Work to do
Quote the listing below in its entirety.

---------- Material ----------

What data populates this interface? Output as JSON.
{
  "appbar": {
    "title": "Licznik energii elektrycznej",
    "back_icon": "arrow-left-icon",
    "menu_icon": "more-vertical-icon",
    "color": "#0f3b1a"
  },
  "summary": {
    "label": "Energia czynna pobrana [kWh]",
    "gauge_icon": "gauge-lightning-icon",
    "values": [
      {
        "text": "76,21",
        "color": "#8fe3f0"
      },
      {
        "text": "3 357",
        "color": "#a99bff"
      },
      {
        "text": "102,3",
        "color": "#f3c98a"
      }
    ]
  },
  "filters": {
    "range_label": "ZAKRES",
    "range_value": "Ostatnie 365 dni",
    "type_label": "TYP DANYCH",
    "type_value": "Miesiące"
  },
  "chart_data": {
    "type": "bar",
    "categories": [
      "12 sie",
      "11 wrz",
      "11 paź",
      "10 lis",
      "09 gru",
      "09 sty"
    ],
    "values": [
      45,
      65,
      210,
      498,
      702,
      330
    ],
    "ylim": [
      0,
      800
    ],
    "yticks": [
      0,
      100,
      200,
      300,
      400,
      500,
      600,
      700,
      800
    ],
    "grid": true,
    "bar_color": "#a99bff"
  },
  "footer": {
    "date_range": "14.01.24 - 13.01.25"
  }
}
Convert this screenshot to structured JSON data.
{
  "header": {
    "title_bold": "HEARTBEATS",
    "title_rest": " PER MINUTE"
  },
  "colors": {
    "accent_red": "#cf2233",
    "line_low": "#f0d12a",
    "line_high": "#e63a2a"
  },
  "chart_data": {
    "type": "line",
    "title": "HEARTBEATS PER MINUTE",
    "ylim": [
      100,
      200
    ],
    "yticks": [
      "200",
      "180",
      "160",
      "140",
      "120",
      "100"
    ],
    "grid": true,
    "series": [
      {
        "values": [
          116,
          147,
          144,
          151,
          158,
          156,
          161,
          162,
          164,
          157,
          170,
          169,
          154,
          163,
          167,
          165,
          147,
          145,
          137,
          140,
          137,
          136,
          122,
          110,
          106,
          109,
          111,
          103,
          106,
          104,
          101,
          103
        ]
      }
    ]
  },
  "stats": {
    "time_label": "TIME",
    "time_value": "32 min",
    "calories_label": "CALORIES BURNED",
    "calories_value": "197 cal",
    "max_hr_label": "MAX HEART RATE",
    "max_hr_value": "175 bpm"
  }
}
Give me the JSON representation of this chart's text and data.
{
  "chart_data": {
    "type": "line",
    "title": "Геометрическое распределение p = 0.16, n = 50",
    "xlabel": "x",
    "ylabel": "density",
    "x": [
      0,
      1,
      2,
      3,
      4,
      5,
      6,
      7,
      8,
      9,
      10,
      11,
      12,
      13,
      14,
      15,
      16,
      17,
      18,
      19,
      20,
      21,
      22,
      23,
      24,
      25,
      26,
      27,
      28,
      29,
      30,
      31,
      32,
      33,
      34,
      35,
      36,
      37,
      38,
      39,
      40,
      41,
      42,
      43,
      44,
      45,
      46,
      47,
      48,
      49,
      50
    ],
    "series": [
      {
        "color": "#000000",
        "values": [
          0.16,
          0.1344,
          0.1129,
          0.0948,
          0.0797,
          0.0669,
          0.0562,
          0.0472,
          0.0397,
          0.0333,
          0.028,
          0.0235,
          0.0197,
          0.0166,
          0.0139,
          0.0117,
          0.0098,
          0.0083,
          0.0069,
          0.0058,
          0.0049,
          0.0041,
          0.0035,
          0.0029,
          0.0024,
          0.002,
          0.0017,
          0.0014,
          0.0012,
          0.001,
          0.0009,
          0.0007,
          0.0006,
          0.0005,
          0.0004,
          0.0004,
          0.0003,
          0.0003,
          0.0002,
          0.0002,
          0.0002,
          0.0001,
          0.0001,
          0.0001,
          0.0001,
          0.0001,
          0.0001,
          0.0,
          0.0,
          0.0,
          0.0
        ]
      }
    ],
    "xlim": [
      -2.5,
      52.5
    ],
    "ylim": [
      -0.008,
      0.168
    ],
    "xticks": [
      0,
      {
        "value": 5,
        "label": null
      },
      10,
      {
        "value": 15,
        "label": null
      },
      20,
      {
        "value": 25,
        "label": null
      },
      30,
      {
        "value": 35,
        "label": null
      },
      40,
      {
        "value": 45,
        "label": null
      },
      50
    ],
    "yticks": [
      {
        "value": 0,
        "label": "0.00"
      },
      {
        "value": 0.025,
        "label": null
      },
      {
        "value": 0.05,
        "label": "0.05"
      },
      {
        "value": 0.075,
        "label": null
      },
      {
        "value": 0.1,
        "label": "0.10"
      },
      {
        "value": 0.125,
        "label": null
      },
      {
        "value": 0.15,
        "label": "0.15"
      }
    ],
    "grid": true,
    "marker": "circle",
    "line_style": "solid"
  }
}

----------

Solution below
What data populates this interface? Output as JSON.
{
  "appbar": {
    "title": "Licznik energii elektrycznej",
    "back_icon": "arrow-left-icon",
    "menu_icon": "more-vertical-icon",
    "color": "#0f3b1a"
  },
  "summary": {
    "label": "Energia czynna pobrana [kWh]",
    "gauge_icon": "gauge-lightning-icon",
    "values": [
      {
        "text": "76,21",
        "color": "#8fe3f0"
      },
      {
        "text": "3 357",
        "color": "#a99bff"
      },
      {
        "text": "102,3",
        "color": "#f3c98a"
      }
    ]
  },
  "filters": {
    "range_label": "ZAKRES",
    "range_value": "Ostatnie 365 dni",
    "type_label": "TYP DANYCH",
    "type_value": "Miesiące"
  },
  "chart_data": {
    "type": "bar",
    "categories": [
      "12 sie",
      "11 wrz",
      "11 paź",
      "10 lis",
      "09 gru",
      "09 sty"
    ],
    "values": [
      45,
      65,
      210,
      498,
      702,
      330
    ],
    "ylim": [
      0,
      800
    ],
    "yticks": [
      0,
      100,
      200,
      300,
      400,
      500,
      600,
      700,
      800
    ],
    "grid": true,
    "bar_color": "#a99bff"
  },
  "footer": {
    "date_range": "14.01.24 - 13.01.25"
  }
}
Convert this screenshot to structured JSON data.
{
  "header": {
    "title_bold": "HEARTBEATS",
    "title_rest": " PER MINUTE"
  },
  "colors": {
    "accent_red": "#cf2233",
    "line_low": "#f0d12a",
    "line_high": "#e63a2a"
  },
  "chart_data": {
    "type": "line",
    "title": "HEARTBEATS PER MINUTE",
    "ylim": [
      100,
      200
    ],
    "yticks": [
      "200",
      "180",
      "160",
      "140",
      "120",
      "100"
    ],
    "grid": true,
    "series": [
      {
        "values": [
          116,
          147,
          144,
          151,
          158,
          156,
          161,
          162,
          164,
          157,
          170,
          169,
          154,
          163,
          167,
          165,
          147,
          145,
          137,
          140,
          137,
          136,
          122,
          110,
          106,
          109,
          111,
          103,
          106,
          104,
          101,
          103
        ]
      }
    ]
  },
  "stats": {
    "time_label": "TIME",
    "time_value": "32 min",
    "calories_label": "CALORIES BURNED",
    "calories_value": "197 cal",
    "max_hr_label": "MAX HEART RATE",
    "max_hr_value": "175 bpm"
  }
}
Give me the JSON representation of this chart's text and data.
{
  "chart_data": {
    "type": "line",
    "title": "Геометрическое распределение p = 0.16, n = 50",
    "xlabel": "x",
    "ylabel": "density",
    "x": [
      0,
      1,
      2,
      3,
      4,
      5,
      6,
      7,
      8,
      9,
      10,
      11,
      12,
      13,
      14,
      15,
      16,
      17,
      18,
      19,
      20,
      21,
      22,
      23,
      24,
      25,
      26,
      27,
      28,
      29,
      30,
      31,
      32,
      33,
      34,
      35,
      36,
      37,
      38,
      39,
      40,
      41,
      42,
      43,
      44,
      45,
      46,
      47,
      48,
      49,
      50
    ],
    "series": [
      {
        "color": "#000000",
        "values": [
          0.16,
          0.1344,
          0.1129,
          0.0948,
          0.0797,
          0.0669,
          0.0562,
          0.0472,
          0.0397,
          0.0333,
          0.028,
          0.0235,
          0.0197,
          0.0166,
          0.0139,
          0.0117,
          0.0098,
          0.0083,
          0.0069,
          0.0058,
          0.0049,
          0.0041,
          0.0035,
          0.0029,
          0.0024,
          0.002,
          0.0017,
          0.0014,
          0.0012,
          0.001,
          0.0009,
          0.0007,
          0.0006,
          0.0005,
          0.0004,
          0.0004,
          0.0003,
          0.0003,
          0.0002,
          0.0002,
          0.0002,
          0.0001,
          0.0001,
          0.0001,
          0.0001,
          0.0001,
          0.0001,
          0.0,
          0.0,
          0.0,
          0.0
        ]
      }
    ],
    "xlim": [
      -2.5,
      52.5
    ],
    "ylim": [
      -0.008,
      0.168
    ],
    "xticks": [
      0,
      {
        "value": 5,
        "label": null
      },
      10,
      {
        "value": 15,
        "label": null
      },
      20,
      {
        "value": 25,
        "label": null
      },
      30,
      {
        "value": 35,
        "label": null
      },
      40,
      {
        "value": 45,
        "label": null
      },
      50
    ],
    "yticks": [
      {
        "value": 0,
        "label": "0.00"
      },
      {
        "value": 0.025,
        "label": null
      },
      {
        "value": 0.05,
        "label": "0.05"
      },
      {
        "value": 0.075,
        "label": null
      },
      {
        "value": 0.1,
        "label": "0.10"
      },
      {
        "value": 0.125,
        "label": null
      },
      {
        "value": 0.15,
        "label": "0.15"
      }
    ],
    "grid": true,
    "marker": "circle",
    "line_style": "solid"
  }
}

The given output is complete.